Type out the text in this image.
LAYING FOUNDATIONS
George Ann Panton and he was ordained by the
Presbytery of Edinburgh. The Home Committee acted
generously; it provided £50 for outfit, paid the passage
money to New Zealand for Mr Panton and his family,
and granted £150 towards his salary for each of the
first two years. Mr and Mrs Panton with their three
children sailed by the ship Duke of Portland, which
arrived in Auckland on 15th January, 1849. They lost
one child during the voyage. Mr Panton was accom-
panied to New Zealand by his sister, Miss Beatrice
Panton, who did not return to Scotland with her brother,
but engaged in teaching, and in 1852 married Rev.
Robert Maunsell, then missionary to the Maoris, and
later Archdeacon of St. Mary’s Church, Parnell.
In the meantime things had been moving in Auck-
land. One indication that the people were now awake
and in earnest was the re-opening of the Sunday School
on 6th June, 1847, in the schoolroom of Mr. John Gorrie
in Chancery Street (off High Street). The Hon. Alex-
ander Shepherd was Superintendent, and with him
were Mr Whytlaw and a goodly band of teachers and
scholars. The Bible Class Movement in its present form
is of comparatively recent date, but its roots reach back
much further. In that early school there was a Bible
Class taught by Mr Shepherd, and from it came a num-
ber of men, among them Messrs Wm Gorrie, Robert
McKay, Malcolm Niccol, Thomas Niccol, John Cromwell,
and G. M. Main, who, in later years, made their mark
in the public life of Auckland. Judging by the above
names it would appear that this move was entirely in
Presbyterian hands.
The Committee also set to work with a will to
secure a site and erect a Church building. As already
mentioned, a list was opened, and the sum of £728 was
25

** THE TASK **
Quote all the records. Keep every word exact.

** OUTPUT OF THE TASK **
Type out the text in this image.
LAYING FOUNDATIONS
George Ann Panton and he was ordained by the
Presbytery of Edinburgh. The Home Committee acted
generously; it provided £50 for outfit, paid the passage
money to New Zealand for Mr Panton and his family,
and granted £150 towards his salary for each of the
first two years. Mr and Mrs Panton with their three
children sailed by the ship Duke of Portland, which
arrived in Auckland on 15th January, 1849. They lost
one child during the voyage. Mr Panton was accom-
panied to New Zealand by his sister, Miss Beatrice
Panton, who did not return to Scotland with her brother,
but engaged in teaching, and in 1852 married Rev.
Robert Maunsell, then missionary to the Maoris, and
later Archdeacon of St. Mary’s Church, Parnell.
In the meantime things had been moving in Auck-
land. One indication that the people were now awake
and in earnest was the re-opening of the Sunday School
on 6th June, 1847, in the schoolroom of Mr. John Gorrie
in Chancery Street (off High Street). The Hon. Alex-
ander Shepherd was Superintendent, and with him
were Mr Whytlaw and a goodly band of teachers and
scholars. The Bible Class Movement in its present form
is of comparatively recent date, but its roots reach back
much further. In that early school there was a Bible
Class taught by Mr Shepherd, and from it came a num-
ber of men, among them Messrs Wm Gorrie, Robert
McKay, Malcolm Niccol, Thomas Niccol, John Cromwell,
and G. M. Main, who, in later years, made their mark
in the public life of Auckland. Judging by the above
names it would appear that this move was entirely in
Presbyterian hands.
The Committee also set to work with a will to
secure a site and erect a Church building. As already
mentioned, a list was opened, and the sum of £728 was
25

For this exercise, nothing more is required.